** BEGIN Extracted material **
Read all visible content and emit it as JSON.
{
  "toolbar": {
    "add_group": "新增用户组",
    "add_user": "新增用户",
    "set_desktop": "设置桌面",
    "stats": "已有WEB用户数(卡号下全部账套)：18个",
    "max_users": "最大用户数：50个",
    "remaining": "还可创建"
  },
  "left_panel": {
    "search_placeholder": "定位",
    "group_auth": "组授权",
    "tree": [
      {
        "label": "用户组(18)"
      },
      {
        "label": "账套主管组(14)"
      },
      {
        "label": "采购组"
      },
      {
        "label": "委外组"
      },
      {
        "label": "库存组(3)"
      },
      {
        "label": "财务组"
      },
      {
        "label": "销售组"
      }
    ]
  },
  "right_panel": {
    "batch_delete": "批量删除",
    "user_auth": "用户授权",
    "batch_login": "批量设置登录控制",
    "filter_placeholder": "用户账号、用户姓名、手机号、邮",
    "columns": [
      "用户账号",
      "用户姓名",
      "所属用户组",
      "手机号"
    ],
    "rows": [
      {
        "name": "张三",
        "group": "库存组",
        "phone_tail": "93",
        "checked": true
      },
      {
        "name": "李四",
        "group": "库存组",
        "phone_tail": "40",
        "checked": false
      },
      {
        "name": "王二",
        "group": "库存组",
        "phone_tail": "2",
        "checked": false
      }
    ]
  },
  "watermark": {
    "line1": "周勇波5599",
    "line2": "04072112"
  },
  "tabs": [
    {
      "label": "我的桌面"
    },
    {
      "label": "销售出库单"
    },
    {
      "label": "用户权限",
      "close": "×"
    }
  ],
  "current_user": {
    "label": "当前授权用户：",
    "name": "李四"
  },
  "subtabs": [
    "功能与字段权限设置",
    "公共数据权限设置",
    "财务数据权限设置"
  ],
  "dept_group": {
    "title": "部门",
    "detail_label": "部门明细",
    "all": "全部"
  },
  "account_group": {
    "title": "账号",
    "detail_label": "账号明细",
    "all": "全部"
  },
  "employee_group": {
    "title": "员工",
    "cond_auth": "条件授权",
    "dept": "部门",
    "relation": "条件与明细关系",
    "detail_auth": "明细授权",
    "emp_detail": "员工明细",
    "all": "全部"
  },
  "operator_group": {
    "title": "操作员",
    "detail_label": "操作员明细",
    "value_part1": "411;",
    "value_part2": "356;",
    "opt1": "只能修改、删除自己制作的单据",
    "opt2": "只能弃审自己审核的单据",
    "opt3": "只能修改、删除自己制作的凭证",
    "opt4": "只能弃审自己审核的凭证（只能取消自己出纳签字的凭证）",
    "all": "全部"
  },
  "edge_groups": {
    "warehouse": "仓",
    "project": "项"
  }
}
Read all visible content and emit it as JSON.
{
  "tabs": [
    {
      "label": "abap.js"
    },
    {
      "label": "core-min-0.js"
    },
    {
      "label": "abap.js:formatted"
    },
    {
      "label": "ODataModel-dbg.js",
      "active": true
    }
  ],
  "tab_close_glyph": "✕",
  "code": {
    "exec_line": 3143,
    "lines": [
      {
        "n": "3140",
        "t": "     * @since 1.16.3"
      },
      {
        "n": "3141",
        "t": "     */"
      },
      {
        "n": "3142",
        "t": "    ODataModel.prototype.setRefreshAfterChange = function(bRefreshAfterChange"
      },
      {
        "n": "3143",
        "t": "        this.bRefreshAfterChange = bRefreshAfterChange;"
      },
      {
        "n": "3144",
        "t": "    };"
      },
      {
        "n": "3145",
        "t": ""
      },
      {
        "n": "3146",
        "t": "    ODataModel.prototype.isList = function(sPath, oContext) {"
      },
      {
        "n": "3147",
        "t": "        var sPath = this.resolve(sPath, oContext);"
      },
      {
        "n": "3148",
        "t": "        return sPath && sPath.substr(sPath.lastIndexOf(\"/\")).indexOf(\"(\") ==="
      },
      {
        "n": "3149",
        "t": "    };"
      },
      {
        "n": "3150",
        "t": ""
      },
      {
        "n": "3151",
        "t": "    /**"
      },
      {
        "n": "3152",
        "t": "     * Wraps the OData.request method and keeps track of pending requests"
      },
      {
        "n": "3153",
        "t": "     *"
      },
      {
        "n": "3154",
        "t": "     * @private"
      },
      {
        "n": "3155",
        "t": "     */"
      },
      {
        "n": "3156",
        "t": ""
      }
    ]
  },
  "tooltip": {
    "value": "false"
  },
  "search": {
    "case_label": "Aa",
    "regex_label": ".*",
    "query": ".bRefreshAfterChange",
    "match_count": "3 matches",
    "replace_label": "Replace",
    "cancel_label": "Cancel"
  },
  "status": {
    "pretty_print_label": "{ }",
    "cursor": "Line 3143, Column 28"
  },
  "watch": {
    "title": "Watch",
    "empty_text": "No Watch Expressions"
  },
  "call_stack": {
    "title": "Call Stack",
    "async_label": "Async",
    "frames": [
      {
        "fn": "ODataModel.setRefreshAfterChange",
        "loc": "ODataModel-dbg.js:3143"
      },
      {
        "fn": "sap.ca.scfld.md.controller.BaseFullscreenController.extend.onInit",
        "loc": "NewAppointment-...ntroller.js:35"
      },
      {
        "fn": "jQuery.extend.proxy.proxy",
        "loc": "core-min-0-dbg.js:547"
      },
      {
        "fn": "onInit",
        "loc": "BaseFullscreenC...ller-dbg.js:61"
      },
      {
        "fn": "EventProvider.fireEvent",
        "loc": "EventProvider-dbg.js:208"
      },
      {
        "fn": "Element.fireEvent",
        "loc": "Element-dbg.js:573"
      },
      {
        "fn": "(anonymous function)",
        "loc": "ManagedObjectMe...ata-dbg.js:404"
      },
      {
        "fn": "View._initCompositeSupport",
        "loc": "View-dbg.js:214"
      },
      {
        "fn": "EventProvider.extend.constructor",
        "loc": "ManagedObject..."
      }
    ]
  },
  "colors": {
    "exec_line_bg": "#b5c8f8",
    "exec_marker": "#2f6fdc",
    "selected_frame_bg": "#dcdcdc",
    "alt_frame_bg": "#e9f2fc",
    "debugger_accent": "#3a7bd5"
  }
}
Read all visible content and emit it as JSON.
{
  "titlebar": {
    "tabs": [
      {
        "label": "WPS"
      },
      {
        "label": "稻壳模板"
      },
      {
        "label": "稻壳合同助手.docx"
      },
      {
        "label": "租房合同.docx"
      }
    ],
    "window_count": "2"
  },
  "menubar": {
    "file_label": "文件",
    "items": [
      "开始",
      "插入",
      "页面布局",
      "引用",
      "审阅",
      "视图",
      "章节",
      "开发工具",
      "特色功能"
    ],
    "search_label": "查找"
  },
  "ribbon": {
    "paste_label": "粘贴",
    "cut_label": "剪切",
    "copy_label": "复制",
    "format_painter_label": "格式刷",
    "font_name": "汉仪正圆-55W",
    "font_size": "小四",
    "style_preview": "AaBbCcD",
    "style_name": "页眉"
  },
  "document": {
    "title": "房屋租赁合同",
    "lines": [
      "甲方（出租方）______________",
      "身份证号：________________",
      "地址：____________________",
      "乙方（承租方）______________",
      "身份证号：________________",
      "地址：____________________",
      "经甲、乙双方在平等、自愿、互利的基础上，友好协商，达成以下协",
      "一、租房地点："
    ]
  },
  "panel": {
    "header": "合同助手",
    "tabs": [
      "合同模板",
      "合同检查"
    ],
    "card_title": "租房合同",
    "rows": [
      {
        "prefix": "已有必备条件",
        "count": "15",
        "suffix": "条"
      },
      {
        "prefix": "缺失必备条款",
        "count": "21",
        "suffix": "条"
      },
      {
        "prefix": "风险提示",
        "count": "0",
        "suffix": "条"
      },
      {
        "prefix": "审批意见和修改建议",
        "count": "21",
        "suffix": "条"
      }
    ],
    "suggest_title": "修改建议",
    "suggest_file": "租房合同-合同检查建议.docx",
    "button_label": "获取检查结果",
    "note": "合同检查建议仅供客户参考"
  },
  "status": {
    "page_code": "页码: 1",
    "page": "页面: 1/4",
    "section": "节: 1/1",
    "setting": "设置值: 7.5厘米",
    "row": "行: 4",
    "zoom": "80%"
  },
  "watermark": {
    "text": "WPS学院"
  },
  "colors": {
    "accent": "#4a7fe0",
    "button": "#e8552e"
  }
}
** END Extracted material **
**What to produce**
Extract, from the listing above, every line where the string "setRefreshAfterChange" occurs.

**Complete response**
        "t": "    ODataModel.prototype.setRefreshAfterChange = function(bRefreshAfterChange"
        "fn": "ODataModel.setRefreshAfterChange",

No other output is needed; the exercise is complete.